## Assignment
Check every line below for the word "geregistreerde" and copy each one that has it.

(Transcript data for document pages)
»»
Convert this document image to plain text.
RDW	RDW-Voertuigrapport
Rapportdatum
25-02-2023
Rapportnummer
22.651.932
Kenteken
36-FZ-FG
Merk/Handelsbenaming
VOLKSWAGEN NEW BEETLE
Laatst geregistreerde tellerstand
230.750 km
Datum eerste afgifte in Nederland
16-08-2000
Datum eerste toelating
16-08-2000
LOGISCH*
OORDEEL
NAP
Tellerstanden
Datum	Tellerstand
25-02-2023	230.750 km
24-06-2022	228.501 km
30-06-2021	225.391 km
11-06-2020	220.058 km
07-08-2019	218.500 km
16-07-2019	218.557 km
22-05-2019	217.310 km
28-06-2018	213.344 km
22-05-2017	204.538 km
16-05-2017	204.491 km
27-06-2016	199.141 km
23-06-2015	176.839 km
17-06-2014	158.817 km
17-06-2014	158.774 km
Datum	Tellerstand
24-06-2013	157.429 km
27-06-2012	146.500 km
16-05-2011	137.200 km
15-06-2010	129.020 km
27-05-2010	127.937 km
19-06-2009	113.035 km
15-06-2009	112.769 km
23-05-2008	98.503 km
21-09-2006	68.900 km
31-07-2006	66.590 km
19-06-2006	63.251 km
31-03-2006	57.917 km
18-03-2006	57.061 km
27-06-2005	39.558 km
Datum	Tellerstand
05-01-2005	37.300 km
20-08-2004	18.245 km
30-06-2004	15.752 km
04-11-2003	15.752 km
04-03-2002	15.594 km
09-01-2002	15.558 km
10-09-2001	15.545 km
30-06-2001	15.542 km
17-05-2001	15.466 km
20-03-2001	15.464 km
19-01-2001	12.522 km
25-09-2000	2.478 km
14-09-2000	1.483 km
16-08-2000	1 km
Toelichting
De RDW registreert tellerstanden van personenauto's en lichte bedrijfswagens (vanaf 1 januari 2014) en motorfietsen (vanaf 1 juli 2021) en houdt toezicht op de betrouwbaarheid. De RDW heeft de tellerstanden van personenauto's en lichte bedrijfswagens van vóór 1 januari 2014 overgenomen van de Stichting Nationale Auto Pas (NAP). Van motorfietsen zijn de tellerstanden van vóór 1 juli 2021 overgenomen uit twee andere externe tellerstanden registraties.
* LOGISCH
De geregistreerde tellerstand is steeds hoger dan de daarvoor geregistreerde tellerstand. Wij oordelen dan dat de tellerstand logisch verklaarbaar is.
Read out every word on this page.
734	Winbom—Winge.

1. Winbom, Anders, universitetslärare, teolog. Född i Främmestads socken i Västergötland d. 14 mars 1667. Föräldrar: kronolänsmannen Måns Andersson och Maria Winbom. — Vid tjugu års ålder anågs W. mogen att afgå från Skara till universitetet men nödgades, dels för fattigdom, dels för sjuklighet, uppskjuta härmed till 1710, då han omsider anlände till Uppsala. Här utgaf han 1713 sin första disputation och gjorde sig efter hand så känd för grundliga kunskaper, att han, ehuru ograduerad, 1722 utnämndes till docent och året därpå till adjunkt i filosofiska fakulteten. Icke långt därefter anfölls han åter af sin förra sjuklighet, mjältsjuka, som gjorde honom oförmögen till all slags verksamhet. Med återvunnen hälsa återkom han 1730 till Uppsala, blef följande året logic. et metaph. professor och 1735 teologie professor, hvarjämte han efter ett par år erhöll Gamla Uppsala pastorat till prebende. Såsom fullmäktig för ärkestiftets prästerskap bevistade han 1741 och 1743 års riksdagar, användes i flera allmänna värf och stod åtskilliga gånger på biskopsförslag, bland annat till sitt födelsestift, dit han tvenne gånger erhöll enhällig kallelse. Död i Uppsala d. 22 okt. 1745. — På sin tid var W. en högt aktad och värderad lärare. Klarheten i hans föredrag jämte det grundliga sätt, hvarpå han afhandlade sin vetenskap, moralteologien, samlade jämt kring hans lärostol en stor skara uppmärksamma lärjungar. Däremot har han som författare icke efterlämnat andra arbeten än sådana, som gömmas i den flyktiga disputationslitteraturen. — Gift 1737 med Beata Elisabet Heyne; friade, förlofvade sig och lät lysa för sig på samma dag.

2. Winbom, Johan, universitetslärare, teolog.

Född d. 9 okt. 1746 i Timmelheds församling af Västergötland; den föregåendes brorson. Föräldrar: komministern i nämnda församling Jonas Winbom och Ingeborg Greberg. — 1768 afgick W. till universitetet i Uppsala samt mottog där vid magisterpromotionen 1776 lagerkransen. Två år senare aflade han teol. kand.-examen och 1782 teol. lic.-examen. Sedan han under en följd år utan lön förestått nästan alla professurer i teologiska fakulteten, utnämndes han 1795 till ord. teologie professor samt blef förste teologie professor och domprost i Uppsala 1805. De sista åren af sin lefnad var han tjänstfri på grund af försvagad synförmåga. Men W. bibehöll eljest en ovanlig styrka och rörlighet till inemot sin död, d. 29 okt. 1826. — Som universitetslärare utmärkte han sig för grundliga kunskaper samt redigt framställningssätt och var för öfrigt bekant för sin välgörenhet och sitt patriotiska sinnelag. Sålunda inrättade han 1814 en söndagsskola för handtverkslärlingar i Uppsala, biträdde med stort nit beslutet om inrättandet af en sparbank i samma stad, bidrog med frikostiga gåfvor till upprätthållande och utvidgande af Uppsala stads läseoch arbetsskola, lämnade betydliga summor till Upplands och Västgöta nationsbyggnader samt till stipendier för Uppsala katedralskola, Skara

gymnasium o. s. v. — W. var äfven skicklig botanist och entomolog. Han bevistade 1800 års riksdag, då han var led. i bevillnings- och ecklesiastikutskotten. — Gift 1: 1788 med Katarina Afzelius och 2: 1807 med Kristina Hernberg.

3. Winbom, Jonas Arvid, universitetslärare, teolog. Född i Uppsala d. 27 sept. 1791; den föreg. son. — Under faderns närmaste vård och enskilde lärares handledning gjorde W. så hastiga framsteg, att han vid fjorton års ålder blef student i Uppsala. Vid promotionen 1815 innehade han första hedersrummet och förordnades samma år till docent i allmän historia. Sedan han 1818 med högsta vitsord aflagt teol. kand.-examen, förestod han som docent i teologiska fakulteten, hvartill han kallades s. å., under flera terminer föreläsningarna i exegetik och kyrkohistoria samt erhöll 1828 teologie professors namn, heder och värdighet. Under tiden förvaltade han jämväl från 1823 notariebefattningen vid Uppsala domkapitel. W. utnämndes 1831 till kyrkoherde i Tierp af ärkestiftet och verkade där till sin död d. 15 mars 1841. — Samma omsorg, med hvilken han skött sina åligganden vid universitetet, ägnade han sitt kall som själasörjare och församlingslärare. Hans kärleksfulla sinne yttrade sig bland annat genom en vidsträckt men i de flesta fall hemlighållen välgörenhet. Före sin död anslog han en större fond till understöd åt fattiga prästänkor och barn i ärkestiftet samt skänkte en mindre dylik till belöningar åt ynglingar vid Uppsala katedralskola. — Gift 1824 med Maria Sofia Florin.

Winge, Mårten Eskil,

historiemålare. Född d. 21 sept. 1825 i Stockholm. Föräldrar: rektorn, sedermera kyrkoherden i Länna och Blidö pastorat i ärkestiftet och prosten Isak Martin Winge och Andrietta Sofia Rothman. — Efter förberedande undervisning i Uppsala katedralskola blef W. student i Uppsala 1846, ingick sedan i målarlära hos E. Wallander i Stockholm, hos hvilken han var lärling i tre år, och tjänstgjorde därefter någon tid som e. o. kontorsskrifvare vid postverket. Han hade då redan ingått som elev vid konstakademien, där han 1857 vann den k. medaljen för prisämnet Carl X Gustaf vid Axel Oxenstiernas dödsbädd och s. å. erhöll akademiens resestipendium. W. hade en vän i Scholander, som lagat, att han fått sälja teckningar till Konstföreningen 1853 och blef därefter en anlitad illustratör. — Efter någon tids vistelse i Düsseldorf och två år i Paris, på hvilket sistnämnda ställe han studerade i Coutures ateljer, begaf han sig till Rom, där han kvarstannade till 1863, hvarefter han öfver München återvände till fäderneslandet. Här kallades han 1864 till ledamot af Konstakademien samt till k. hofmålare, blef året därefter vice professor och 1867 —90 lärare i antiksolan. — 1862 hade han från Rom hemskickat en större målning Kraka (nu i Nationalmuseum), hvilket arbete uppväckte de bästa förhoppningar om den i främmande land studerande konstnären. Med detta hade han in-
««
## The answer
Laatst geregistreerde tellerstand
De geregistreerde tellerstand is steeds hoger dan de daarvoor geregistreerde tellerstand. Wij oordelen dan dat de tellerstand logisch verklaarbaar is.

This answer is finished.